┌─ Data in this exercise
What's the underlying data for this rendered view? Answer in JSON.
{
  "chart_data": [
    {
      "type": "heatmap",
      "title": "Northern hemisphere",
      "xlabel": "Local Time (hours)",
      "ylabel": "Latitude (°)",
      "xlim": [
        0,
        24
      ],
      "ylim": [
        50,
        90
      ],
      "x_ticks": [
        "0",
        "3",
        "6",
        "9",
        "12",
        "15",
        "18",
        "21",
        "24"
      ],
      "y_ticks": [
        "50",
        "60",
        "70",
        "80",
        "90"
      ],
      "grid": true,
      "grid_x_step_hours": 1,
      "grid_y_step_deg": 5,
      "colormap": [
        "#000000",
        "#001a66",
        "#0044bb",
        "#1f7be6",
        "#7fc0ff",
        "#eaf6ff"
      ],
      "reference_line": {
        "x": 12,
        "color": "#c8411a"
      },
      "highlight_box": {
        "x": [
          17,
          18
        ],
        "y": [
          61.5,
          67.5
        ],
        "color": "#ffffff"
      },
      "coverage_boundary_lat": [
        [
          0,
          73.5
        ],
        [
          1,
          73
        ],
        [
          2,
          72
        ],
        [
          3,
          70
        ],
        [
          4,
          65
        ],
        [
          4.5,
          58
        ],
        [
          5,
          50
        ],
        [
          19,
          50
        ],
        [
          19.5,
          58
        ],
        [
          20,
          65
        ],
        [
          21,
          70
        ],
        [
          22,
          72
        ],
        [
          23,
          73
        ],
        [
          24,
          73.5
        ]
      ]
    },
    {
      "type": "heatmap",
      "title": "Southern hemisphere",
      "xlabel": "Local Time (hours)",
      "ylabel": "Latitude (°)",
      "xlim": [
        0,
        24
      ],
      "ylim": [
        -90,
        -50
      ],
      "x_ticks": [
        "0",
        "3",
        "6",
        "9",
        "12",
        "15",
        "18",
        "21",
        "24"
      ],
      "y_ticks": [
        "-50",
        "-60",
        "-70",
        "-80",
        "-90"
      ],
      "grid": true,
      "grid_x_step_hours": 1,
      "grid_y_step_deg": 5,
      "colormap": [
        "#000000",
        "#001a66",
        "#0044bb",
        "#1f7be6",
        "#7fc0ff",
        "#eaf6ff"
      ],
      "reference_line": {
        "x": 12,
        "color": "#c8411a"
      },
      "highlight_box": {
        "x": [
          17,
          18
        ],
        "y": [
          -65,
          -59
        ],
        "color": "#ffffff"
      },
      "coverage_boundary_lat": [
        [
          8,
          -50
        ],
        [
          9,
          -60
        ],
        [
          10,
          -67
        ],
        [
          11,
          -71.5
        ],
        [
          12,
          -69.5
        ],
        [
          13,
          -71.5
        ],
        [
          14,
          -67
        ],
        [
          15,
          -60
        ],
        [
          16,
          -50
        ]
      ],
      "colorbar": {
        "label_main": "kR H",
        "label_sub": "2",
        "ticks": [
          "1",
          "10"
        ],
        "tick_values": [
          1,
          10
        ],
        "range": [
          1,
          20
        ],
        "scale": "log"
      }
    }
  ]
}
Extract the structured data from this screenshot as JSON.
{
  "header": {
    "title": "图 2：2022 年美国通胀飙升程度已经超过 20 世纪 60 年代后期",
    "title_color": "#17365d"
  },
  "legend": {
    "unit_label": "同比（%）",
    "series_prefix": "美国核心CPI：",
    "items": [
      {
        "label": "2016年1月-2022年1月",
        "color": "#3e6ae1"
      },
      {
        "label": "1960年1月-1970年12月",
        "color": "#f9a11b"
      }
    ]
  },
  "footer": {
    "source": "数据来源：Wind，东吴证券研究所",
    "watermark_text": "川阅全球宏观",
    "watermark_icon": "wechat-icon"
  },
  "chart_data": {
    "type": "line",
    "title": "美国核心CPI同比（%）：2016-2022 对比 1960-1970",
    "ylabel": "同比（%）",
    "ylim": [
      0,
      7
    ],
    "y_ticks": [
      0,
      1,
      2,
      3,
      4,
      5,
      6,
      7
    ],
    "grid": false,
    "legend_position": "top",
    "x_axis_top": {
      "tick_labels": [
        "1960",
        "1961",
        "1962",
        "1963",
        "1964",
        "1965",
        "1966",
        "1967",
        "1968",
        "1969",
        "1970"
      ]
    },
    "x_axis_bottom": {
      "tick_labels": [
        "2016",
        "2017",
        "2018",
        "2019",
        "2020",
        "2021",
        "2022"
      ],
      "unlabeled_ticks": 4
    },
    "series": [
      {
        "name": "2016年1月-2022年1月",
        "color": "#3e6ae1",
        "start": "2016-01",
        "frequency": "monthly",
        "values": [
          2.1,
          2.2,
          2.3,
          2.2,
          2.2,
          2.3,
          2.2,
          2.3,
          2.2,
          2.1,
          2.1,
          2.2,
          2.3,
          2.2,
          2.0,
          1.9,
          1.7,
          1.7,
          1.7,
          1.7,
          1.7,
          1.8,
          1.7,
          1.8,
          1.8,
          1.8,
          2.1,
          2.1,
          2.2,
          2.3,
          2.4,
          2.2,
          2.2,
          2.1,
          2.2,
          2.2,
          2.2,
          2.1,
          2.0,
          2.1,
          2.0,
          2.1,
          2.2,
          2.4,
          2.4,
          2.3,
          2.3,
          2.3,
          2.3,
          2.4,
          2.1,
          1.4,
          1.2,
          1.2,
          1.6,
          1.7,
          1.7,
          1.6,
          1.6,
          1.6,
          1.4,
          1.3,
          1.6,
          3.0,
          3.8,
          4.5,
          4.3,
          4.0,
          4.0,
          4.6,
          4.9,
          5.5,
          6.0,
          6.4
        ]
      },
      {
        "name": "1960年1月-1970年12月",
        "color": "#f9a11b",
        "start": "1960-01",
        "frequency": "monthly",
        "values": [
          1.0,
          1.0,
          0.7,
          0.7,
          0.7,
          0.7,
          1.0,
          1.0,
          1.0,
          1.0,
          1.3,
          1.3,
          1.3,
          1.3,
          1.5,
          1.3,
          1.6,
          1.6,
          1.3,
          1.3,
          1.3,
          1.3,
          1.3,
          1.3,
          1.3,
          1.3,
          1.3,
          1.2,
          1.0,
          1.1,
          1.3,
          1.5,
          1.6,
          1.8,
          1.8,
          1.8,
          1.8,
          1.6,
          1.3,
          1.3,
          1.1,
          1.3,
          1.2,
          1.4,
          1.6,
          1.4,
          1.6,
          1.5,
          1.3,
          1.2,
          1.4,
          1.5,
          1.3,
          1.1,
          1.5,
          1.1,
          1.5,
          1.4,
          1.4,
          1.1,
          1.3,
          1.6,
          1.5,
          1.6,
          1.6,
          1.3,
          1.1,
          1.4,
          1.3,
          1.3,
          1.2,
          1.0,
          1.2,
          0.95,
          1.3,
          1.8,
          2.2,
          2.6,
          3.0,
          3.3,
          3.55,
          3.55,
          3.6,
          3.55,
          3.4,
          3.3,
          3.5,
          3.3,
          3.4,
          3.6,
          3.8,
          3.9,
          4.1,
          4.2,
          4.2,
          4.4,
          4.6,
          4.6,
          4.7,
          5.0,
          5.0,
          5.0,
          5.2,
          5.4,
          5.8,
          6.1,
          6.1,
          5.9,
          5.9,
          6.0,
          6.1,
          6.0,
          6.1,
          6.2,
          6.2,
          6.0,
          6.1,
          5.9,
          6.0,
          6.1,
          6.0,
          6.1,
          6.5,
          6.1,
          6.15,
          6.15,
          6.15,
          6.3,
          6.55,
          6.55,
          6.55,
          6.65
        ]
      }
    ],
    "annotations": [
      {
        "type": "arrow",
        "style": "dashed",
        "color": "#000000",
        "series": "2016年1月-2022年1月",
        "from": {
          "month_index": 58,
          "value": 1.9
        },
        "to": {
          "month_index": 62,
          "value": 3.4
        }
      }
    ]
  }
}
└─
**What you should do:** Find the lines containing "name" and pull them out.

**Result below:**
        "name": "2016年1月-2022年1月",
        "name": "1960年1月-1970年12月",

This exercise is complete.